● **PARTES DO EXERCÍCIO**
1/ Extraia do trecho sobre o PT e a corrupção tudo o que vai desde "Bonecos infláveis de Lula vestido como presidiário viraram" até "causa do mensalão.".
2/ Responda com base no trecho sobre o PT e a corrupção:
(a) O que simbolizou os escândalos explorados pela oposição para desgastar o partido?
(b) Qual ex-tesoureiro teve a refiliação aprovada em 2011?
(c) Que empresa Ribeiro cita como exemplo do que fazer depois da Lava Jato?
3/ Prossiga com o trecho sobre o PT e a corrupção a partir do ponto em que ele termina.

Envolvimento com a corrupção

Os escândalos que atingiram governos do PT e seus líderes foram um dos principais flancos explorados pela oposição para desgastar o partido, simbolizado nos bonecos infláveis de Lula vestido como presidiário.

A Lava Jato revelou uma corrupção sistêmica, entranhada em diversas esferas de governo, ligada aos modos de financiamento de campanha e que beneficiava todas as principais legendas. Mas também mostrou como o PT aderiu a esses modelos de relacionamento com a coisa pública e como "diversas lideranças petistas abusaram" ao chegarem ao poder, diz Ribeiro.

Bonecos infláveis de Lula vestido como presidiário viraram símbolo do desgaste do partidoFoto: picture-alliance/dpa/S. Moreira

A superação dessa imagem de partido corrupto é um aspecto-chave caso o PT queira reduzir o antipetismo e ampliar sua base de apoiadores, mas esbarra numa forte "cultura interna corporativa" na legenda, segundo a qual quem cometeu desvios em benefício do partido não deve ser punido, diz Ribeiro. Um exemplo é o do ex-tesoureiro Delúbio Soares, que teve a refiliação aprovada em 2011 após ter sido expulso em 2005 por causa do mensalão.

Ele sugere que o partido crie mecanismos internos de controle e prestação de contas mais rigorosos dos que os exigido pelo Tribunal Superior Eleitoral (TSE). "Assim como a Petrobras fez depois da Lava Jato. Isso sinalizaria algo para a sociedade", diz.

[Itens de uma fonte de dados]

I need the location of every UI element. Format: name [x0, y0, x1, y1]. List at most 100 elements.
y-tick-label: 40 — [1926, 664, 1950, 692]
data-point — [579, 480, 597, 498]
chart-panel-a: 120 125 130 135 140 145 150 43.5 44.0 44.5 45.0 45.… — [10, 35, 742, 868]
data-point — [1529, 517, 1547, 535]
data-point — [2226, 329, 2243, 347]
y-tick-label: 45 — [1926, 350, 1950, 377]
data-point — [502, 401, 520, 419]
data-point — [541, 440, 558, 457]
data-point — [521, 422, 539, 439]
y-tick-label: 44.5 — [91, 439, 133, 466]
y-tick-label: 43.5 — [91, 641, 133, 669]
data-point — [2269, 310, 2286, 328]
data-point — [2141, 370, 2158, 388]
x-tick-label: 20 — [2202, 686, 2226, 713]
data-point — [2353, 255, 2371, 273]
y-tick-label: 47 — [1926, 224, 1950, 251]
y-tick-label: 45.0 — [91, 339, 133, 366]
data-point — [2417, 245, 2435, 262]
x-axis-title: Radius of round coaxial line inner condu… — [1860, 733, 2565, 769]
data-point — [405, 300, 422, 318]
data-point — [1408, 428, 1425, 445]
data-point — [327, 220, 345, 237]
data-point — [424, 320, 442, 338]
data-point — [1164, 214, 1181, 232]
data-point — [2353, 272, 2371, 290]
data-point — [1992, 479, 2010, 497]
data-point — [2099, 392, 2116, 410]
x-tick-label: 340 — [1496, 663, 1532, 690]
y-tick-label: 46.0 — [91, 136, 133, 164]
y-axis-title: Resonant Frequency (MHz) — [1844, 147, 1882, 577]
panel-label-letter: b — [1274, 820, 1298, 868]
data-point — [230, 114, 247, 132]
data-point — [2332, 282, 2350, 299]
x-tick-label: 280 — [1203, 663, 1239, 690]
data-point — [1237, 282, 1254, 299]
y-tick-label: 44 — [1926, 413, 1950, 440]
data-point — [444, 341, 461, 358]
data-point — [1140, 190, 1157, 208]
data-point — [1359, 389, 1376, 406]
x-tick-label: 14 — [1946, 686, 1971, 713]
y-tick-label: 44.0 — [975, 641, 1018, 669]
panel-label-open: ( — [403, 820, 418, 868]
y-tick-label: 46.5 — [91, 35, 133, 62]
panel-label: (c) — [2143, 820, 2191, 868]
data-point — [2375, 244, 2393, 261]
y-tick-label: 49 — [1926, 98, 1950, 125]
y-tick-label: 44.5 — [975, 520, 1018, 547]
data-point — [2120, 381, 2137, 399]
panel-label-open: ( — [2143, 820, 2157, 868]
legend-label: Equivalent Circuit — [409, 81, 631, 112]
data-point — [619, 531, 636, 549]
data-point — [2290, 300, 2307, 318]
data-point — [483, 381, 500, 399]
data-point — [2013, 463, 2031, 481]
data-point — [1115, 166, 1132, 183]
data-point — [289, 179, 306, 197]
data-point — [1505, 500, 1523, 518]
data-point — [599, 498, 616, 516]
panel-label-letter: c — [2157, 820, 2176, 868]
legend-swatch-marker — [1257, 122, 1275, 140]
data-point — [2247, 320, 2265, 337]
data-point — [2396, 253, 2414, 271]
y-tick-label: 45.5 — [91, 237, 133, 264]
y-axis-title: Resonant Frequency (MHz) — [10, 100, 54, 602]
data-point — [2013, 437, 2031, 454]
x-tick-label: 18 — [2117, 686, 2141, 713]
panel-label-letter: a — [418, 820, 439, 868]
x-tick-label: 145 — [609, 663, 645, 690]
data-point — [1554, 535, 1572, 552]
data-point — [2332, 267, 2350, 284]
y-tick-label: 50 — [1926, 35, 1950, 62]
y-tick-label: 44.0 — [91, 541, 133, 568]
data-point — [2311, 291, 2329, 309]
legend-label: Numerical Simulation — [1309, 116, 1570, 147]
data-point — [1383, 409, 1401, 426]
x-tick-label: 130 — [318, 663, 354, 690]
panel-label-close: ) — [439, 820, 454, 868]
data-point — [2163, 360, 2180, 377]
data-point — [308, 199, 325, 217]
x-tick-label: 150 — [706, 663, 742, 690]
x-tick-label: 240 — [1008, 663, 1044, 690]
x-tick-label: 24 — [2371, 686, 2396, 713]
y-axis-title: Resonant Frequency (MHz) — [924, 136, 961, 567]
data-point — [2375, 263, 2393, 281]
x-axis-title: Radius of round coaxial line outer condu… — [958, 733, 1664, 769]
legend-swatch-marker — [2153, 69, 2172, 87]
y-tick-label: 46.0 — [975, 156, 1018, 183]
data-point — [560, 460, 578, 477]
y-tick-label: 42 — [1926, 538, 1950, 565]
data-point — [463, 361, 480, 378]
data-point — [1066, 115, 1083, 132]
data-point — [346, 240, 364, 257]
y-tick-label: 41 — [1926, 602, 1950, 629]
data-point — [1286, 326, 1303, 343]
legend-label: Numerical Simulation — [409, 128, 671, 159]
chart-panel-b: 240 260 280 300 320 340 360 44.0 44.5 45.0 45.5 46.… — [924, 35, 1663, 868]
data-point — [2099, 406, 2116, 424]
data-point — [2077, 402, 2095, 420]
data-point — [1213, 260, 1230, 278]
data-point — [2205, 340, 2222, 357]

● **RESPOSTAS POR TAREFA**
1/
Bonecos infláveis de Lula vestido como presidiário viraram símbolo do desgaste do partidoFoto: picture-alliance/dpa/S. Moreira

A superação dessa imagem de partido corrupto é um aspecto-chave caso o PT queira reduzir o antipetismo e ampliar sua base de apoiadores, mas esbarra numa forte "cultura interna corporativa" na legenda, segundo a qual quem cometeu desvios em benefício do partido não deve ser punido, diz Ribeiro. Um exemplo é o do ex-tesoureiro Delúbio Soares, que teve a refiliação aprovada em 2011 após ter sido expulso em 2005 por causa do mensalão.

2/
(a) Os bonecos infláveis de Lula vestido como presidiário.
(b) Delúbio Soares.
(c) A Petrobras.

3/
Frei Betto, assessor especial de Lula em 2003 e 2004, autor de A mosca azul - reflexão sobre o poder, afirma à DW Brasil que um dos grandes erros do partido foi não ter punido "com rigor" seus militantes que comprovadamente se envolveram em corrupção.

Para a cientista política Maria do Socorro Braga, professora da UFSCar, se o PT não quiser fazer autocrítica, terá que mostrar na prática, nas eleições municipais deste ano ou em 2022, "que tem condições de fazer um jogo limpo e republicano" para superar a pecha de corrupto e reduzir o antipetismo.

Caminho para o futuro

Com Lula solto e Bolsonaro mantendo o apoio de cerca de um terço do eleitorado brasileiro, o PT agora se prepara para as eleições municipais deste ano, que testarão a capacidade de o partido formular alternativas, a força de sua conexão com segmentos sociais e a disposição de se aliar a outros partidos.

Frei Betto, para quem o PT fez "o melhor governo do Brasil em tempos republicanos", afirma também que a legenda se tornou "um partido movido pela síndrome do eleitoralismo, sem um projeto definido", e precisa, em primeiro lugar, "formular um projeto" para o país.

"Deve voltar ao trabalho de base, formar militantes que atuem nas periferias, na área rural, principalmente junto aos jovens, estudantes sobretudo, e segmentos religiosos", diz.

Ele também afirma que a legenda deve ter a "humildade" de admitir que em certas circunstâncias não pode ser a cabeça de chapa, e defende que, nas eleições presidenciais de 2022, se Lula estiver impedido, o PT deve apoiar o atual governador do Maranhão, Flávio Dino, do PCdoB.

Ribeiro prevê que o partido "continuará forte" e deve manter a hegemonia na esquerda, mas precisará dialogar com parcelas do eleitorado que votaram em Bolsonaro, como o segmento evangélico.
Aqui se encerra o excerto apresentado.